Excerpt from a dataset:
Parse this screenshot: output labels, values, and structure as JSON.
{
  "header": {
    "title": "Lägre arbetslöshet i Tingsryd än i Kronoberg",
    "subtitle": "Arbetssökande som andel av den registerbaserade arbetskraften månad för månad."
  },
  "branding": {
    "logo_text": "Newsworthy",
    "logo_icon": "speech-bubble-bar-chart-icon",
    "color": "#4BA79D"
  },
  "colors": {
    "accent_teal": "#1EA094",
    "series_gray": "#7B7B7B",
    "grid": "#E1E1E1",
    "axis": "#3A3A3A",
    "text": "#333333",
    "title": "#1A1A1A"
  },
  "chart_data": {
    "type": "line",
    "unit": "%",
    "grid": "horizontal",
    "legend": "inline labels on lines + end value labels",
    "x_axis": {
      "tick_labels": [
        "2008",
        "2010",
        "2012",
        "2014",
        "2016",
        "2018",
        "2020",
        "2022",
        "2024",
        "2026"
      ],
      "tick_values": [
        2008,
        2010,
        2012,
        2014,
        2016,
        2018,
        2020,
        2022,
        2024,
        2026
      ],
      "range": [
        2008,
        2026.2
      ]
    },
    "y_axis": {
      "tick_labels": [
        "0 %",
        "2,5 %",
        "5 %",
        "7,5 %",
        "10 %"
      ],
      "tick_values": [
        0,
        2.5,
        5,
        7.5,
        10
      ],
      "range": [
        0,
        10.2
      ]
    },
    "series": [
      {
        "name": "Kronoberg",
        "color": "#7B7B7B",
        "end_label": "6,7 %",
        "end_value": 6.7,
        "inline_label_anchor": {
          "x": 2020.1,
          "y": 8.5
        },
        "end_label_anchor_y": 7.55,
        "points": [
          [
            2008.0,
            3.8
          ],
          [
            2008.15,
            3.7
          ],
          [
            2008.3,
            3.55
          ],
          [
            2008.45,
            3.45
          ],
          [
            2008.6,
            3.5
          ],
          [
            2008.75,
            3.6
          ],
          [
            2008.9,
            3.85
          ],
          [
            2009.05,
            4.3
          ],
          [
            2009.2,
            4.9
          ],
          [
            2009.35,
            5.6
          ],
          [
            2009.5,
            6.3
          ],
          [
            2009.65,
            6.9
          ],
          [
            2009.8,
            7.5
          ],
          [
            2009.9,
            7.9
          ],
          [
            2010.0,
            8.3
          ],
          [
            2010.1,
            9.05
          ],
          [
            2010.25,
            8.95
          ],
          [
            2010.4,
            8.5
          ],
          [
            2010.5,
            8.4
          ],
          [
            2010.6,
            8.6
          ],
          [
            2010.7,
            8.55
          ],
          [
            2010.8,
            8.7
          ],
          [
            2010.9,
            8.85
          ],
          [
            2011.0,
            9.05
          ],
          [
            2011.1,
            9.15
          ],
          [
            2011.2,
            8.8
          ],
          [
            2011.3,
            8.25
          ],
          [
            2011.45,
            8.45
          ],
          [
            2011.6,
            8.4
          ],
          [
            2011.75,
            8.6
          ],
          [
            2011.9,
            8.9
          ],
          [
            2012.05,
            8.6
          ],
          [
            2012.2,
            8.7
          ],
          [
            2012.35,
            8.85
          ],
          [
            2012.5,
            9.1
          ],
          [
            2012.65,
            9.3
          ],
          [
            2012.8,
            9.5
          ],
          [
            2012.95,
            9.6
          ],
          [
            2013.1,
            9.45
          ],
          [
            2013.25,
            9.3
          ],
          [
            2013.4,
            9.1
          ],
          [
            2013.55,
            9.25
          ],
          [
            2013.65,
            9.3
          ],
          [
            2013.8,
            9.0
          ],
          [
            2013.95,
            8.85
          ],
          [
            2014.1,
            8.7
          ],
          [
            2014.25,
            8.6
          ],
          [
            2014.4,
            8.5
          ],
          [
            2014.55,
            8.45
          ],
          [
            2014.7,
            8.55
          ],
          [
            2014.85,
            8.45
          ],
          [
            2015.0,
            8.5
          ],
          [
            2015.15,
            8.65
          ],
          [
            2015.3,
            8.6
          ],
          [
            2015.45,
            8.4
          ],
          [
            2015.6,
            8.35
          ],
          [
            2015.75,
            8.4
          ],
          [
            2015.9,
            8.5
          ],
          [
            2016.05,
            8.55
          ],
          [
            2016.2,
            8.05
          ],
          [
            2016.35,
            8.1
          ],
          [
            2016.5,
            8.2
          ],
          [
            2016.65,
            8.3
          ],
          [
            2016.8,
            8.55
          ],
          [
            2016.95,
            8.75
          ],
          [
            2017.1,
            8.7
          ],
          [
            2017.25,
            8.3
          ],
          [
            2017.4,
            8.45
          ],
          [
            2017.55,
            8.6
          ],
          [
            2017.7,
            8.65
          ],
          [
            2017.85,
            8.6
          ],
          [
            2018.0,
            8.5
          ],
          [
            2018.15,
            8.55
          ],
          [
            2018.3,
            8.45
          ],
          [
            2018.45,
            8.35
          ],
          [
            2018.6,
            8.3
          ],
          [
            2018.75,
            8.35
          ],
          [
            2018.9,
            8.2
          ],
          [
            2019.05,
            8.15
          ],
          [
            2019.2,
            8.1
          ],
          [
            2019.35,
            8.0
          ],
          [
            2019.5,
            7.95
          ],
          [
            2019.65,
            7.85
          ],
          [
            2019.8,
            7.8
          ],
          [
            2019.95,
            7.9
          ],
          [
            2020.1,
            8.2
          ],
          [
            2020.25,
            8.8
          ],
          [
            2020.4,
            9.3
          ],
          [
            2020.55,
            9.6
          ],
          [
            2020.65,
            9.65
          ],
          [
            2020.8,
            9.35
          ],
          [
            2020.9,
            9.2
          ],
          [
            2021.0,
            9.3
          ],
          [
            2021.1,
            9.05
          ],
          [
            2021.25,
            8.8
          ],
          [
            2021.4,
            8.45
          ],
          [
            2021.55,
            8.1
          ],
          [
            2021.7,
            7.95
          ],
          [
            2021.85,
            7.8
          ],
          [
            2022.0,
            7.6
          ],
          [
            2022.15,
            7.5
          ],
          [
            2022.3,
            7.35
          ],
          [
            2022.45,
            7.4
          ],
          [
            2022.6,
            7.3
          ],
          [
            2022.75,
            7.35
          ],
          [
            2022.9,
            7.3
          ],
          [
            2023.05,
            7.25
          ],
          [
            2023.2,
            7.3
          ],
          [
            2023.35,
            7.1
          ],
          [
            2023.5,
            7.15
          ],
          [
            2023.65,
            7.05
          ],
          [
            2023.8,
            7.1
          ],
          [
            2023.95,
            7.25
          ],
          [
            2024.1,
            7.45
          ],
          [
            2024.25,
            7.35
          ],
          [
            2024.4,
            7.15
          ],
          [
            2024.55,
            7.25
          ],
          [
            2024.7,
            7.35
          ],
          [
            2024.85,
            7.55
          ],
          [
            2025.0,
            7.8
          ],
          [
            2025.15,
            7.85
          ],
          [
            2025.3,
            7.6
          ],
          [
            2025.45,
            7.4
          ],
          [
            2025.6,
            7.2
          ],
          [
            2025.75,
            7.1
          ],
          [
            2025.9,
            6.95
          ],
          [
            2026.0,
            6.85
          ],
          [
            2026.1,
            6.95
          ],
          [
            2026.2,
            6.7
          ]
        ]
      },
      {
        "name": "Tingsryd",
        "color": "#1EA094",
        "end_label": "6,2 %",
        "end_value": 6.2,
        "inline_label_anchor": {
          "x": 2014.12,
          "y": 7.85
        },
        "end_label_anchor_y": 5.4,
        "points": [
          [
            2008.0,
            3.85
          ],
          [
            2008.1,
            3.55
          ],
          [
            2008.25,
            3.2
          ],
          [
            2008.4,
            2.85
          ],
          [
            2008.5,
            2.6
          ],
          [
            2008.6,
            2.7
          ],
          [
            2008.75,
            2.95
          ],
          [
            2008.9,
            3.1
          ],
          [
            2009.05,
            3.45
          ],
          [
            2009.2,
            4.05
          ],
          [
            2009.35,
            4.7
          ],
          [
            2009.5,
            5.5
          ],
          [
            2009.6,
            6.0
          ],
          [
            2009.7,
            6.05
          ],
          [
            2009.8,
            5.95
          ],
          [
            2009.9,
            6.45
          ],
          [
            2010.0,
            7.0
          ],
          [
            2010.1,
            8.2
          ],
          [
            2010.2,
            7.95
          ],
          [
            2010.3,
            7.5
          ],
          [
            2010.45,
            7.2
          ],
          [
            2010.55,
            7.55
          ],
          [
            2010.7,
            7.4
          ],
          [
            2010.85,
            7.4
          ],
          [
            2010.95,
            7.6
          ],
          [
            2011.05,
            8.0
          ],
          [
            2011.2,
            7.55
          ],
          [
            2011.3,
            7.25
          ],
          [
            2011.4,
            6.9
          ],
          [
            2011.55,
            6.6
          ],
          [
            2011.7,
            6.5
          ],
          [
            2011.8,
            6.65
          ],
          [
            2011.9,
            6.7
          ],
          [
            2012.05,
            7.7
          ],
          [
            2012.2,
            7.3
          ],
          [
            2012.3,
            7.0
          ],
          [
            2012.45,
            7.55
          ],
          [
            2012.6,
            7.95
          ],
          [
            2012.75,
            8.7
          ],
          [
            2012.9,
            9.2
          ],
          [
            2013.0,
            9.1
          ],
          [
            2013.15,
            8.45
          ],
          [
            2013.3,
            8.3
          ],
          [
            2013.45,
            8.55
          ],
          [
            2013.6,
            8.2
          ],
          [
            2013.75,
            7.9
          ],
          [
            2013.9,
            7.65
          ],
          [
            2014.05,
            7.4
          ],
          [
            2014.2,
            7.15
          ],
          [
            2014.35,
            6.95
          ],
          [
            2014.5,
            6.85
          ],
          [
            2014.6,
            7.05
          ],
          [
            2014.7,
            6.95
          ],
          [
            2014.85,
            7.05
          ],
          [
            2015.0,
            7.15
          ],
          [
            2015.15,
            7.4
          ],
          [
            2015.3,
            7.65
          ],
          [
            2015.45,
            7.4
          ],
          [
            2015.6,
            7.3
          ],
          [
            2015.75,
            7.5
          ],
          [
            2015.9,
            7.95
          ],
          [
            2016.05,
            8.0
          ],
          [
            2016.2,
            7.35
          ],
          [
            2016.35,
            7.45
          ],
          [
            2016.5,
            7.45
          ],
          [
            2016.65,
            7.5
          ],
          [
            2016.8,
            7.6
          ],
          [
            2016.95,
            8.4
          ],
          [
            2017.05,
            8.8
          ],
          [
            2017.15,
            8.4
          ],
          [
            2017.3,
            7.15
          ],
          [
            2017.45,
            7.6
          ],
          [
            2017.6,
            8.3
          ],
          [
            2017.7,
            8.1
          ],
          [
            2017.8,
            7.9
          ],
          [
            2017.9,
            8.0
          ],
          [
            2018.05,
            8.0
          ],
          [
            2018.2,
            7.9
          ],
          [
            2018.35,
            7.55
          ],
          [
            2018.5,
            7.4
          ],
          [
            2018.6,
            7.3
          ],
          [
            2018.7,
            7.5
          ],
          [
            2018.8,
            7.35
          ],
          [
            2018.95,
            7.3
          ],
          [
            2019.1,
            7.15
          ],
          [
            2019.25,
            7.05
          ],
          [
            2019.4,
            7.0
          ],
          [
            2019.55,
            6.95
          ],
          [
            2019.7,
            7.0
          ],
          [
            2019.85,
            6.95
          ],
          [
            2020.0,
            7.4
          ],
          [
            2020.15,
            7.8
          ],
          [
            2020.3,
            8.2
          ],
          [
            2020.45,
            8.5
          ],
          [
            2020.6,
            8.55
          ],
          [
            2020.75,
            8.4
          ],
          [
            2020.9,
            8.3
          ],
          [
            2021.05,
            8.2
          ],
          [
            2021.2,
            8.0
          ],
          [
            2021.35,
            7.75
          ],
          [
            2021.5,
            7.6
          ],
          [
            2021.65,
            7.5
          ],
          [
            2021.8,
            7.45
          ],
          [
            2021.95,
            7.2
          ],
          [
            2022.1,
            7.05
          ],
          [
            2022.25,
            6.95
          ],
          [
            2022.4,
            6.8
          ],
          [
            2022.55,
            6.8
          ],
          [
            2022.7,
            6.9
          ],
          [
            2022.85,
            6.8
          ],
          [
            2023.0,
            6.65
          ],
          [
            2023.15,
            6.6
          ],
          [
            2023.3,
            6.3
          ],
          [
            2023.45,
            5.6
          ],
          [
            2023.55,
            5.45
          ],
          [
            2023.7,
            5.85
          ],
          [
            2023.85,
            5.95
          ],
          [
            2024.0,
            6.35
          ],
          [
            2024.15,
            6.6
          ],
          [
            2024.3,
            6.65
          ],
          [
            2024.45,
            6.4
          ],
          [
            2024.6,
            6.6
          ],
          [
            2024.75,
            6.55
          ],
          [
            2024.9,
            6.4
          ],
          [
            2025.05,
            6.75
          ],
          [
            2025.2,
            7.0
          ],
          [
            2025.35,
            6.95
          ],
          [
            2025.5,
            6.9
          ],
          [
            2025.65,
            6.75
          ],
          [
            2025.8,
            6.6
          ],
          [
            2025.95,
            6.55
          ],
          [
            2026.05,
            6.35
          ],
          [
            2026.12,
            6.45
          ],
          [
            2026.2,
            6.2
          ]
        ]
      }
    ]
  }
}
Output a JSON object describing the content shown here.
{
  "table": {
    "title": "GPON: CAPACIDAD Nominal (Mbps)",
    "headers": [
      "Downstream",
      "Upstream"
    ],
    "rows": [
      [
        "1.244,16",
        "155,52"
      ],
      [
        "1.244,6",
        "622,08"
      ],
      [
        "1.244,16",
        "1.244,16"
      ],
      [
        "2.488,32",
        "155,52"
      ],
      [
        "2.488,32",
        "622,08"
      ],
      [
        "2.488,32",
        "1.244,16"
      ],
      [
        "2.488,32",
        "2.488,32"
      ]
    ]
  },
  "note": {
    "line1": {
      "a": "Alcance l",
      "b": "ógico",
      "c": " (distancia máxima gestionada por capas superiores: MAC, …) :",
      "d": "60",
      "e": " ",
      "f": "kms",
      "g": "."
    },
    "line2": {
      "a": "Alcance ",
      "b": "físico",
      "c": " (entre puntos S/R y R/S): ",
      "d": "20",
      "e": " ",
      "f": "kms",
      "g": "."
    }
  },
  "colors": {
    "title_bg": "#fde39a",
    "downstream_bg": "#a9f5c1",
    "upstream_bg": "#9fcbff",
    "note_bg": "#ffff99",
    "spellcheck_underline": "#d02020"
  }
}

Given instruction: Take the lines from the one containing "Output a JSON" to the last line of the material above and write them out exactly.

Expected answer:
Output a JSON object describing the content shown here.
{
  "table": {
    "title": "GPON: CAPACIDAD Nominal (Mbps)",
    "headers": [
      "Downstream",
      "Upstream"
    ],
    "rows": [
      [
        "1.244,16",
        "155,52"
      ],
      [
        "1.244,6",
        "622,08"
      ],
      [
        "1.244,16",
        "1.244,16"
      ],
      [
        "2.488,32",
        "155,52"
      ],
      [
        "2.488,32",
        "622,08"
      ],
      [
        "2.488,32",
        "1.244,16"
      ],
      [
        "2.488,32",
        "2.488,32"
      ]
    ]
  },
  "note": {
    "line1": {
      "a": "Alcance l",
      "b": "ógico",
      "c": " (distancia máxima gestionada por capas superiores: MAC, …) :",
      "d": "60",
      "e": " ",
      "f": "kms",
      "g": "."
    },
    "line2": {
      "a": "Alcance ",
      "b": "físico",
      "c": " (entre puntos S/R y R/S): ",
      "d": "20",
      "e": " ",
      "f": "kms",
      "g": "."
    }
  },
  "colors": {
    "title_bg": "#fde39a",
    "downstream_bg": "#a9f5c1",
    "upstream_bg": "#9fcbff",
    "note_bg": "#ffff99",
    "spellcheck_underline": "#d02020"
  }
}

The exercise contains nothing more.